Ausgangstext –
####

Der Spaß am extrem schnellen Autofahren ist bei Ellen Lohr sehr früh geweckt worden, daheim an der Römerstraße in Rheydt. Ihr Vater Alfred hatte dort eine Karosseriebau-Werkstatt, war selbst ambitionierter, durchaus erfolgreicher Hobby-Rennfahrer im Rheydter Club für Motorsport. "Ellen kam zuerst hinunter und guckte zu", erzählt der 76-Jährige. "Mit zwölf begann Ellen, an den Karts zu schrauben." Ob sie dann auch schon mal auf dem Betriebshof am Steuer eines richtigen Autos gesessen hat — dazu schweigen die Lohrs. Mit knapp 14 jedenfalls drehte die Tochter auf der Bahn in Schwalmtal-Raderberg ihre ersten Runden im Kart. Als sie 15 wurde, durfte sie laut Reglement in Rennen starten.

Harte Fights auf der Rennstrecke

Es war der Auftakt zu einer im doppelten Sinne rasanten Karriere. Erste Erfolge im Kart, mit 17 als erste Frau Deutsche Meisterin in der Formel Ford, 1988 Werksfahrerin bei VW in der Formel 3. Wo sie sich manches heiße Duell mit jungen Kollegen wie dem späteren Mönchengladbacher Formel-1-Vizeweltmeister Heinz-Harald Frentzen und dem am Ende alle überragenden Michael Schumacher lieferte. "Wir haben manch harten Fight auf der Rennstrecke ausgetragen. Am Schluss war Schumacher aber doch vorne", erzählt Ellen Lohr.

Immerhin: 1990 schaffte sie ihr bestes Ergebnis in der Formel 3: zweiter Platz beim Europameisterschafts-Finale in Monaco, das nach 14 Jahren beste Ergebnis eines Deutschen bei diesem prestigeträchtigen Rennen. Zwei Jahre später gewann die Mönchengladbacherin auf dem Hockenheimring als erste und bis heute einzige Frau ein DTM-Rennen auf einem Mercedes 190 E 2.5-16 Evo2.

Es war die Zeit, in der man Ellen Lohr das Etikett "schnellste Frau Deutschlands" anheftete. "Sie ist die Schnellste. Unglaublich, wie sie die Männer verheizt", haben die Formel-1-Piloten Hans-Joachim Stuck und Johnny Cecotto gesagt. Was sie nicht uneingeschränkt stehenlassen mag: "Sagen wir lieber, eine der schnellsten. Jutta Kleinschmidt und Claudia Hürtgen sind auch sehr schnell." Aber sie sind halt "nur Frauen" in diesem brutalen Geschäft. So half Ellen Lohr auch ihr DTM-Sieg nicht wirklich. 142 Rennen ist sie von 1987 bis 1996 in der Deutschen Tourenwagen-Meisterschaft gefahren. Doch am Ende blieb die größte Enttäuschung ihrer Karriere: "In den letzten drei Jahren habe ich von Mercedes immer nur das Vorjahresauto bekommen. Wir Frauen haben in diesem Sport zwar ein Alleinstellungsmerkmal. Aber wir werden nicht wirklich wahrgenommen. Dabei halte ich es für ein Ammenmärchen, dass Frauen in unserem Sport psychisch und physisch nicht so viel Leistung bringen können wie die Männer."

####

Aufgabe –
Setzen Sie den Text über die Rennfahrerin Ellen Lohr fort, und knüpfen Sie dabei direkt an seinen letzten Satz an.

Datensätze aus einer Datensammlung
####

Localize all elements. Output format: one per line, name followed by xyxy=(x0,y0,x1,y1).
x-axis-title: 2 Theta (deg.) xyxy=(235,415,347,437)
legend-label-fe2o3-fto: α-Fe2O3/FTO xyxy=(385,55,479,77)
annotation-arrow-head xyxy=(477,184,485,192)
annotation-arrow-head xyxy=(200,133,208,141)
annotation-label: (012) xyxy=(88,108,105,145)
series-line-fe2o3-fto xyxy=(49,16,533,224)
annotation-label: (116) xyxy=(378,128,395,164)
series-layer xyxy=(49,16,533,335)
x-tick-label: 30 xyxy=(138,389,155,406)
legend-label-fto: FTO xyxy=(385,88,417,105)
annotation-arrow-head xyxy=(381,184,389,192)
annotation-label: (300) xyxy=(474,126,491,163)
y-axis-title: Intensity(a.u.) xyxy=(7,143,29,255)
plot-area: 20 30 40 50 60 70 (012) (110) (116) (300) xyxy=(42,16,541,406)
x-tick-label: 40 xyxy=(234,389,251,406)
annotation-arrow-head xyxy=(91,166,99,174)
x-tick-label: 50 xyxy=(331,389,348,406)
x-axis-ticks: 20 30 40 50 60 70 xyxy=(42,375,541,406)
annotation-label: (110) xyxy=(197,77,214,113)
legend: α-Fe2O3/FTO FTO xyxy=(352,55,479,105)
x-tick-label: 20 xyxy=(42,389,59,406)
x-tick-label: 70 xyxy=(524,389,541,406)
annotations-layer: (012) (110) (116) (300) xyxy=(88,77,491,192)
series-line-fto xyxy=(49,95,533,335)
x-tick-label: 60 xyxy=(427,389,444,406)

####

Lösung –
"Geschwindigkeit, Geruch, Lärm"

Was macht die Faszination des Motor-Rennsports aus? "Eine Mischung aus vielen Faktoren", sagt Ellen Lohr: "Geschwindigkeit, Geruch, Lärm, die volle Konzentration auf die Situation und den Konkurrenten. Da wird man regelrecht zum Junkie." Doch bei allem Ehrgeiz und den extremen Situationen im Rennen hat sie stets kühlen Kopf bewahrt. "Ellen ist eine Ausnahme. Sie fährt genauso brutal wie die Männer", urteilte ihr DTM-Partner, der Däne Kurt Thiim, zwar. "Aber mit Herz und Hirn", betont sie. "Unfälle passieren, aber ich habe nie eine wirklich ernste Verletzung gehabt. Eine gebrochene Hand war das Schlimmste — beim Truck-Racing."

Abflug-Gefahr gibt es, vor allem nachts in der Wüste, bei der berüchtigten, bis zu drei Wochen dauernden Marathon-Rallye Paris — Dakar, die bereits 60 Menschenleben gefordert hat. Sechsmal war sie Teamchefin. Dreimal, von 2005 bis 2007, ist Ellen Lohr selbst gefahren, hat aber nie das Ziel erreicht. Ihr vierter Versuch wurde 2008 zu einer riesigen Enttäuschung: "Wir standen schon startklar in Lissabon, als das Rennen abgesagt wurde — wegen Terrordrohungen in Afrika."

Seither wird sie unter dem Namen Rallye Dakar in Südamerika ausgetragen. "Sie noch einmal zu fahren, bleibt mein Traum. Doch dazu müsste ich erst einmal entsprechende Sponsoren finden, denn sie ist superteuer. Und ich müsste mich ein ganzes Jahr lang vorbereiten, weil ich heute nur noch Halbprofi bin, nicht mehr jeden Tag mit 100 Prozent Einsatz trainiere. Denn diese Rallye ist extrem belastend, auch geistig."